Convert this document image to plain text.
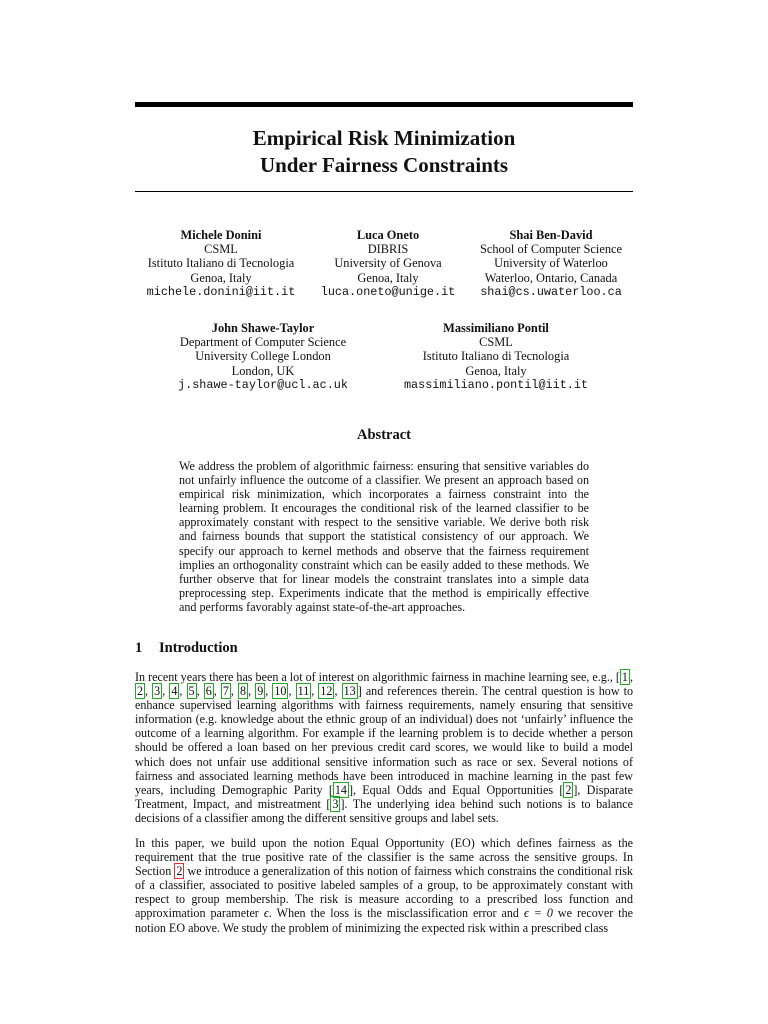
Empirical Risk Minimization
Under Fairness Constraints
Michele Donini
CSML
Istituto Italiano di Tecnologia
Genoa, Italy
michele.donini@iit.it
Luca Oneto
DIBRIS
University of Genova
Genoa, Italy
luca.oneto@unige.it
Shai Ben-David
School of Computer Science
University of Waterloo
Waterloo, Ontario, Canada
shai@cs.uwaterloo.ca
John Shawe-Taylor
Department of Computer Science
University College London
London, UK
j.shawe-taylor@ucl.ac.uk
Massimiliano Pontil
CSML
Istituto Italiano di Tecnologia
Genoa, Italy
massimiliano.pontil@iit.it
Abstract
We address the problem of algorithmic fairness: ensuring that sensitive variables do not unfairly influence the outcome of a classifier. We present an approach based on empirical risk minimization, which incorporates a fairness constraint into the learning problem. It encourages the conditional risk of the learned classifier to be approximately constant with respect to the sensitive variable. We derive both risk and fairness bounds that support the statistical consistency of our approach. We specify our approach to kernel methods and observe that the fairness requirement implies an orthogonality constraint which can be easily added to these methods. We further observe that for linear models the constraint translates into a simple data preprocessing step. Experiments indicate that the method is empirically effective and performs favorably against state-of-the-art approaches.
1 Introduction
In recent years there has been a lot of interest on algorithmic fairness in machine learning see, e.g., [ 1 , 2 , 3 , 4 , 5 , 6 , 7 , 8 , 9 , 10 , 11 , 12 , 13 ] and references therein. The central question is how to enhance supervised learning algorithms with fairness requirements, namely ensuring that sensitive information (e.g. knowledge about the ethnic group of an individual) does not ‘unfairly’ influence the outcome of a learning algorithm. For example if the learning problem is to decide whether a person should be offered a loan based on her previous credit card scores, we would like to build a model which does not unfair use additional sensitive information such as race or sex. Several notions of fairness and associated learning methods have been introduced in machine learning in the past few years, including Demographic Parity [ 14 ], Equal Odds and Equal Opportunities [ 2 ], Disparate Treatment, Impact, and mistreatment [ 3 ]. The underlying idea behind such notions is to balance decisions of a classifier among the different sensitive groups and label sets.
In this paper, we build upon the notion Equal Opportunity (EO) which defines fairness as the requirement that the true positive rate of the classifier is the same across the sensitive groups. In Section 2 we introduce a generalization of this notion of fairness which constrains the conditional risk of a classifier, associated to positive labeled samples of a group, to be approximately constant with respect to group membership. The risk is measure according to a prescribed loss function and approximation parameter ϵ. When the loss is the misclassification error and ϵ = 0 we recover the notion EO above. We study the problem of minimizing the expected risk within a prescribed class
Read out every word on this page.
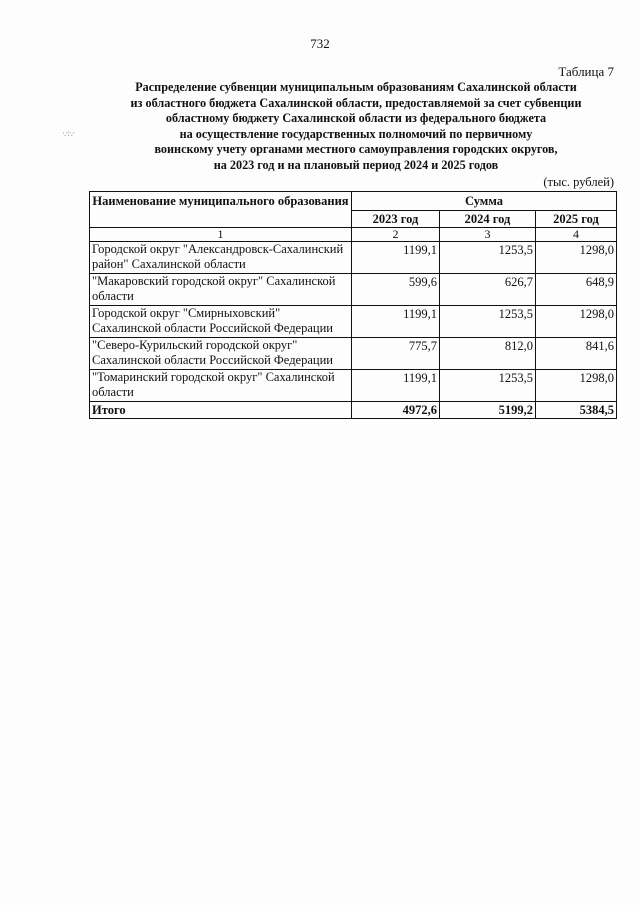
732
Таблица 7
Распределение субвенции муниципальным образованиям Сахалинской области
из областного бюджета Сахалинской области, предоставляемой за счет субвенции
областному бюджету Сахалинской области из федерального бюджета
на осуществление государственных полномочий по первичному
воинскому учету органами местного самоуправления городских округов,
на 2023 год и на плановый период 2024 и 2025 годов
·.·:·.·
(тыс. рублей)
Наименование муниципального образования	Сумма		
	2023 год	2024 год	2025 год
1	2	3	4
Городской округ "Александровск-Сахалинский район" Сахалинской области	1199,1	1253,5	1298,0
"Макаровский городской округ" Сахалинской области	599,6	626,7	648,9
Городской округ "Смирныховский" Сахалинской области Российской Федерации	1199,1	1253,5	1298,0
"Северо-Курильский городской округ" Сахалинской области Российской Федерации	775,7	812,0	841,6
"Томаринский городской округ" Сахалинской области	1199,1	1253,5	1298,0
Итого	4972,6	5199,2	5384,5
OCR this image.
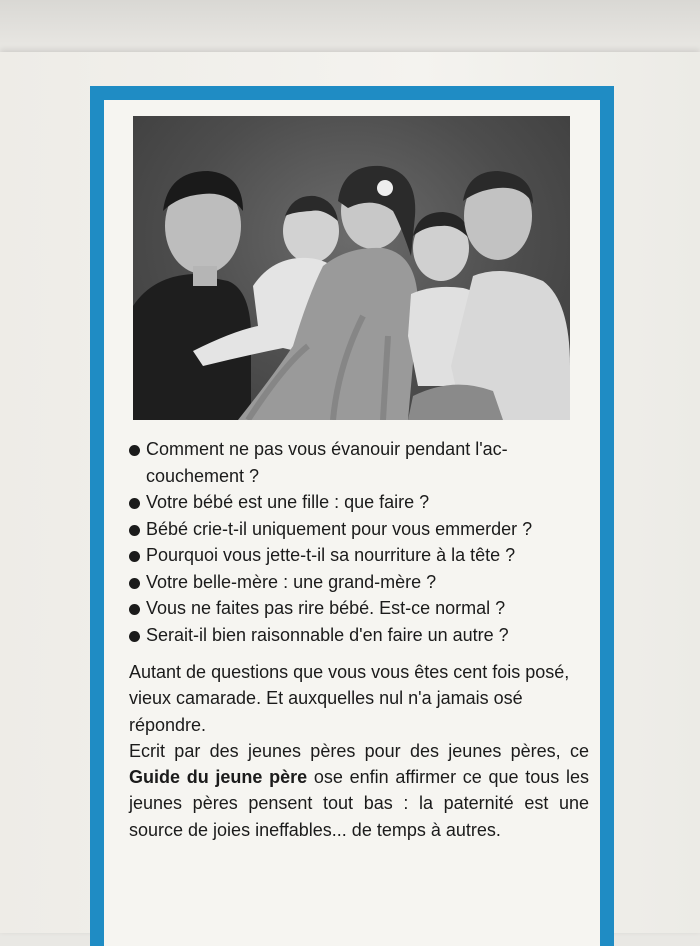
Comment ne pas vous évanouir pendant l'ac-
couchement ?
Votre bébé est une fille : que faire ?
Bébé crie-t-il uniquement pour vous emmerder ?
Pourquoi vous jette-t-il sa nourriture à la tête ?
Votre belle-mère : une grand-mère ?
Vous ne faites pas rire bébé. Est-ce normal ?
Serait-il bien raisonnable d'en faire un autre ?

Autant de questions que vous vous êtes cent fois posé, vieux camarade. Et auxquelles nul n'a jamais osé répondre.

Ecrit par des jeunes pères pour des jeunes pères, ce Guide du jeune père ose enfin affirmer ce que tous les jeunes pères pensent tout bas : la paternité est une source de joies ineffables... de temps à autres.
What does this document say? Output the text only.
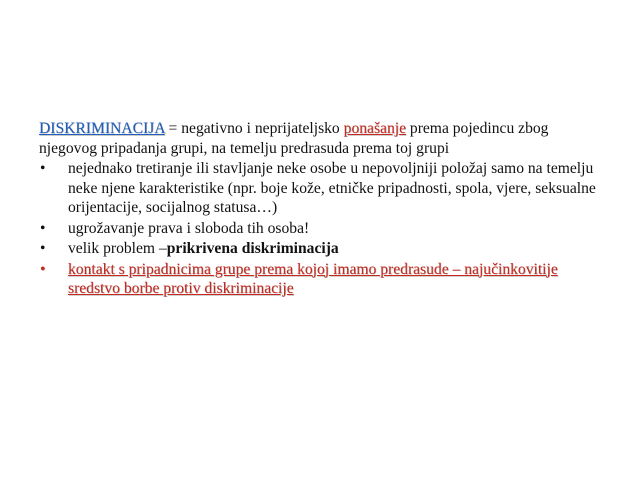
DISKRIMINACIJA = negativno i neprijateljsko ponašanje prema pojedincu zbog njegovog pripadanja grupi, na temelju predrasuda prema toj grupi

• nejednako tretiranje ili stavljanje neke osobe u nepovoljniji položaj samo na temelju neke njene karakteristike (npr. boje kože, etničke pripadnosti, spola, vjere, seksualne orijentacije, socijalnog statusa…)
• ugrožavanje prava i sloboda tih osoba!
• velik problem –prikrivena diskriminacija
• kontakt s pripadnicima grupe prema kojoj imamo predrasude – najučinkovitije sredstvo borbe protiv diskriminacije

TASK DIRECTIONS: Extract each line holding the word "University" from the records.

SOLUTION BELOW:
University of Genova
University of Waterloo
University College London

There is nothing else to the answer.